++++ Dataset content ++++
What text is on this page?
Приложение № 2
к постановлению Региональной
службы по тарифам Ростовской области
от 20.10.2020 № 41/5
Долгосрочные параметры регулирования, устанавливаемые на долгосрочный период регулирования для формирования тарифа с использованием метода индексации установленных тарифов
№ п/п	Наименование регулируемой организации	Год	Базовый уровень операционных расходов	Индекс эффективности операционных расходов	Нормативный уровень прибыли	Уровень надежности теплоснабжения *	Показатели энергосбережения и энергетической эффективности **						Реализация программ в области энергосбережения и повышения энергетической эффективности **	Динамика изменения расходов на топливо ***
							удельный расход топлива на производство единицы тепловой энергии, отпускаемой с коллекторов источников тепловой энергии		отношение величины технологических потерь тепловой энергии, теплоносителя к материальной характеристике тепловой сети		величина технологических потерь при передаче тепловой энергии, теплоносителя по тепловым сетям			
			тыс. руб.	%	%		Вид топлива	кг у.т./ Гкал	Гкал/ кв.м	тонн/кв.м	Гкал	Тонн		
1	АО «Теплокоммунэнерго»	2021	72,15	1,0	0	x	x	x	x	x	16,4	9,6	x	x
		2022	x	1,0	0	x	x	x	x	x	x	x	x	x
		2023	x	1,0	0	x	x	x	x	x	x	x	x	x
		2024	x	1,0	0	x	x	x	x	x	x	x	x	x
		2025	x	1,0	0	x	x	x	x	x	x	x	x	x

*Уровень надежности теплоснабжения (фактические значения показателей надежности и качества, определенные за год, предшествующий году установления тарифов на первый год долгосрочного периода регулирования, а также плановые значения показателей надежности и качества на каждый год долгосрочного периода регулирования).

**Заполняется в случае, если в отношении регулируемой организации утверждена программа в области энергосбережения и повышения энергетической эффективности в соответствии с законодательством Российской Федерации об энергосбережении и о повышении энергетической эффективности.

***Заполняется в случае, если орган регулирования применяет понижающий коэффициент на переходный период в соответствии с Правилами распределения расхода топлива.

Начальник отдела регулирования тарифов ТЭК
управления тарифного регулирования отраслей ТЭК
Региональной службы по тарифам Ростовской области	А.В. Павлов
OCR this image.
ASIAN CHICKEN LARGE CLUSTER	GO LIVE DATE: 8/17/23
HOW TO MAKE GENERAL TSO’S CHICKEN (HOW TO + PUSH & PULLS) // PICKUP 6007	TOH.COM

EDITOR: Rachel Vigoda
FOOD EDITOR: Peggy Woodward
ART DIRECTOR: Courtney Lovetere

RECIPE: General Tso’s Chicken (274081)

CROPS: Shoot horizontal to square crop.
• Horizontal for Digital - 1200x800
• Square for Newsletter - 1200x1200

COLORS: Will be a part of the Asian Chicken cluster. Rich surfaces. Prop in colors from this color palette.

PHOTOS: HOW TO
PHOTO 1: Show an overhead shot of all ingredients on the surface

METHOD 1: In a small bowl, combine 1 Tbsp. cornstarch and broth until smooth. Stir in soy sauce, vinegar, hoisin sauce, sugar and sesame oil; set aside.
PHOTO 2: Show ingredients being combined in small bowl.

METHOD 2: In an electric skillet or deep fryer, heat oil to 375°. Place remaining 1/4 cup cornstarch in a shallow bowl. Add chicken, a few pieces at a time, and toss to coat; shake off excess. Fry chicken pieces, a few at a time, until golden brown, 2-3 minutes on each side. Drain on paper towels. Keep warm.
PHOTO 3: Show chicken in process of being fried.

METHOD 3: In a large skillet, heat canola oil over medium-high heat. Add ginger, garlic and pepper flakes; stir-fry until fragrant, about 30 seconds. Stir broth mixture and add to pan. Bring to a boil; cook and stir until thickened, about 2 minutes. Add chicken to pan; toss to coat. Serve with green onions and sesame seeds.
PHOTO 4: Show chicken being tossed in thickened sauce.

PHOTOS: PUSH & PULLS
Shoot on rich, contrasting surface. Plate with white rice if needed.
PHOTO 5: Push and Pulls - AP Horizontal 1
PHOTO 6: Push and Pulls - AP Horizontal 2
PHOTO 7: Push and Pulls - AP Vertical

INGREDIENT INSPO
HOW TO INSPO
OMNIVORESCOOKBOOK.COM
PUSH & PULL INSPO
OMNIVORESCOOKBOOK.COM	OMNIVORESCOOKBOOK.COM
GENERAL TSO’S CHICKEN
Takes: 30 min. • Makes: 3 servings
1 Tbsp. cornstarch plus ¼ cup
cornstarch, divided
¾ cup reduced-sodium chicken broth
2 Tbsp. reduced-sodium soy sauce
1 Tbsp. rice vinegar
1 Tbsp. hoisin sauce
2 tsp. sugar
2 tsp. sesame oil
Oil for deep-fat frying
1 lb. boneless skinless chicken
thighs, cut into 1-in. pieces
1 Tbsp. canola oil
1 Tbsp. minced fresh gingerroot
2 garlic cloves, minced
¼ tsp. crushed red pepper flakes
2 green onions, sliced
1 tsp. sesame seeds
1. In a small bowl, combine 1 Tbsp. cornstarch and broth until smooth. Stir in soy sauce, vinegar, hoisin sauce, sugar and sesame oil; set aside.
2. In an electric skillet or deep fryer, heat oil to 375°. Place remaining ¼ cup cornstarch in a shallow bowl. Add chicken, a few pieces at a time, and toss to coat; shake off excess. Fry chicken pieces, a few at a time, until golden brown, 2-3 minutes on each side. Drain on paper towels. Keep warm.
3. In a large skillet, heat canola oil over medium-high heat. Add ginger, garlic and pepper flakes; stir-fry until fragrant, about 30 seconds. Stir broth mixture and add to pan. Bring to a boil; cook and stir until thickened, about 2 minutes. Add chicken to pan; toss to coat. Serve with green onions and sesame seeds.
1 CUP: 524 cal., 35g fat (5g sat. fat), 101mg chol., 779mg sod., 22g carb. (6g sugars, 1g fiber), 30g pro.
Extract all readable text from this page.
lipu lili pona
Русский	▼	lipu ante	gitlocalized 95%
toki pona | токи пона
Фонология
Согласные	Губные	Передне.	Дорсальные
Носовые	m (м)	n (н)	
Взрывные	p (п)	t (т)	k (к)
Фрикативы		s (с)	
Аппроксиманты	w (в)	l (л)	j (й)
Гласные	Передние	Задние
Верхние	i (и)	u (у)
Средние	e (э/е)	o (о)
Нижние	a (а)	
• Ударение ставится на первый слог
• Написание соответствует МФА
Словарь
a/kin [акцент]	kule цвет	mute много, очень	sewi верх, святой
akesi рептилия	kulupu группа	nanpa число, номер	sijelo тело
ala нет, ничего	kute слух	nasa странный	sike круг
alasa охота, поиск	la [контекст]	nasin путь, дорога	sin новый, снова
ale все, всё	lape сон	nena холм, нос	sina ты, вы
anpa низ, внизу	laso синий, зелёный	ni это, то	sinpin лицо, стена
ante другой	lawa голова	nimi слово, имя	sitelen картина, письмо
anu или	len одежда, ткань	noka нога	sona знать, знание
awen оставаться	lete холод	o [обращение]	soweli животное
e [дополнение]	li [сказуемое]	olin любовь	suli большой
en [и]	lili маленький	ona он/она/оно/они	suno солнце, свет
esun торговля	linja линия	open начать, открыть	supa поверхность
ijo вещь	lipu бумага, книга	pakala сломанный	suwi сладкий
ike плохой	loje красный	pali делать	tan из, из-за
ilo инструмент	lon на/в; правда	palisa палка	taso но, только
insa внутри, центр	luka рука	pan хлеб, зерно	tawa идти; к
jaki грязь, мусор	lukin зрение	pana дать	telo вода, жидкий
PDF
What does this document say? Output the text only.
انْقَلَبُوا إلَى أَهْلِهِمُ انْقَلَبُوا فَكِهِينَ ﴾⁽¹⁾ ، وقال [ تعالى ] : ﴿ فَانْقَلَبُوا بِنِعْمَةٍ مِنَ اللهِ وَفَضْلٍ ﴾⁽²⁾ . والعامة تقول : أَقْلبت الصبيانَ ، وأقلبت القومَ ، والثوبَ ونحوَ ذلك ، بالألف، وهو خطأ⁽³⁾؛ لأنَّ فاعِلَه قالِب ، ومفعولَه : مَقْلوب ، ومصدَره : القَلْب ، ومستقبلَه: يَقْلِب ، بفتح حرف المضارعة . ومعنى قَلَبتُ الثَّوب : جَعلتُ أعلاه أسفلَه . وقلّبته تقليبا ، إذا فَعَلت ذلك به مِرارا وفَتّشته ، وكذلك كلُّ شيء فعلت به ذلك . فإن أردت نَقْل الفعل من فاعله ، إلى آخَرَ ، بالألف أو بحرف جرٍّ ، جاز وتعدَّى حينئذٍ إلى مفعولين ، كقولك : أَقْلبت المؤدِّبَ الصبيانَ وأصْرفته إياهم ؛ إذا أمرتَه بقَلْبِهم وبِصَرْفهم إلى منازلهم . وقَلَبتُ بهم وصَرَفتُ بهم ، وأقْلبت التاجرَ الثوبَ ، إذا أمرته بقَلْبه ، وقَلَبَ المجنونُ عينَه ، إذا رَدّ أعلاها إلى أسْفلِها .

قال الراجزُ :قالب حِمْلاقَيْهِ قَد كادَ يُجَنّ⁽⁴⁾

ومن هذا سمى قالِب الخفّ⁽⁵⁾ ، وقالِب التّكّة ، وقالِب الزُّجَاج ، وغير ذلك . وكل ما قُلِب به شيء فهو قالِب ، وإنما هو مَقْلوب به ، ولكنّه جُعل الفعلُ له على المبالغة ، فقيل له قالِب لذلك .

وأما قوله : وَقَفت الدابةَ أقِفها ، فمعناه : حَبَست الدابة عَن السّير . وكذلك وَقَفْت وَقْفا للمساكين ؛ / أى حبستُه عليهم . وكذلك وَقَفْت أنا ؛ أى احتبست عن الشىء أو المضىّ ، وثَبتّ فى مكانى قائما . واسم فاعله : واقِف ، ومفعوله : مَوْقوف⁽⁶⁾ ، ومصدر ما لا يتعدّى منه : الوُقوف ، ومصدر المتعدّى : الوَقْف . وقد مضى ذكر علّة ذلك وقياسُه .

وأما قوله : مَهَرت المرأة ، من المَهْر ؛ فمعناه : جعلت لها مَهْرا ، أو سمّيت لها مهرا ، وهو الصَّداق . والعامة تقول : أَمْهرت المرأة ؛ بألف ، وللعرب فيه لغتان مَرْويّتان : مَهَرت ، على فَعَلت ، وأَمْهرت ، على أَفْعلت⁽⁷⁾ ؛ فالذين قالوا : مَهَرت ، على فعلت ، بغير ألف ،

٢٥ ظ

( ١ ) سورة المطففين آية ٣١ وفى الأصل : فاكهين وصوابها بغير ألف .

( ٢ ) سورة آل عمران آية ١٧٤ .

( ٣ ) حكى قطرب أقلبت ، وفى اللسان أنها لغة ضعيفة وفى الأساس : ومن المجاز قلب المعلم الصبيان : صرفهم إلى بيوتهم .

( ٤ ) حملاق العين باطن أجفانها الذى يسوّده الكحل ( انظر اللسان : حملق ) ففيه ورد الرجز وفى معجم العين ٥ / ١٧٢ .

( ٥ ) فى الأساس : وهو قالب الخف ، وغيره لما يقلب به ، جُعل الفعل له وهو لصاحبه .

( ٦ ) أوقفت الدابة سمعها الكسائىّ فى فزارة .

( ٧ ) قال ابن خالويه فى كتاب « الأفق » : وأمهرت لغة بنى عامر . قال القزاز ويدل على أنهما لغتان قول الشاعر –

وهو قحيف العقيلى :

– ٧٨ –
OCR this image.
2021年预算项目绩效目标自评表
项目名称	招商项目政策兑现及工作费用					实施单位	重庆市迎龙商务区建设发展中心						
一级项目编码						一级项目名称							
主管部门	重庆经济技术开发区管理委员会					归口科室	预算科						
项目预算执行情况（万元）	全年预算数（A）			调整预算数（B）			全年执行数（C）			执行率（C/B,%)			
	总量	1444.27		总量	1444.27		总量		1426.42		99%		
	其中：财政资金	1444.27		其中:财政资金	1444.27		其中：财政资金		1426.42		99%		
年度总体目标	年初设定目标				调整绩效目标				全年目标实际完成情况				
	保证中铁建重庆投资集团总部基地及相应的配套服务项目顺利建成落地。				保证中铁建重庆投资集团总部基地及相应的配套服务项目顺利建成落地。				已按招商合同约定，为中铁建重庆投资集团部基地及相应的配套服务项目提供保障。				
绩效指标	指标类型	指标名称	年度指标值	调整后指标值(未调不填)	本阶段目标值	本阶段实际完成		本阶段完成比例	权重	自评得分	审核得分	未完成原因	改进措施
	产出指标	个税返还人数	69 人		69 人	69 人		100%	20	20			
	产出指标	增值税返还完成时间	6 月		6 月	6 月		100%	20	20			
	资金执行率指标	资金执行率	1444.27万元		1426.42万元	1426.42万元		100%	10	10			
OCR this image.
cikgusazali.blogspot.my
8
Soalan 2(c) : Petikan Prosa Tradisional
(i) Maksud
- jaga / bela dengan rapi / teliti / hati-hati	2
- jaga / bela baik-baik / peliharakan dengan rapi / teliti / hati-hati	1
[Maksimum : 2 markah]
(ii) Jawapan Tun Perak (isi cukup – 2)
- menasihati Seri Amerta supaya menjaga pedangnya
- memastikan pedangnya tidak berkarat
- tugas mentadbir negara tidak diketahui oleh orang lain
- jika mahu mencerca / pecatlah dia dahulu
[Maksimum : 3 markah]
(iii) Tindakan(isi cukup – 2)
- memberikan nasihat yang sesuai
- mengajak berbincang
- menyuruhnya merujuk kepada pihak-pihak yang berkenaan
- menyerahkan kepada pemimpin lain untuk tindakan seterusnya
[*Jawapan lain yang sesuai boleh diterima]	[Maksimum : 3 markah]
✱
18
++++
--- The problem ---
Your answer should be only the number of lines that hold the word "Уровень".

--- Solution for this problem ---
2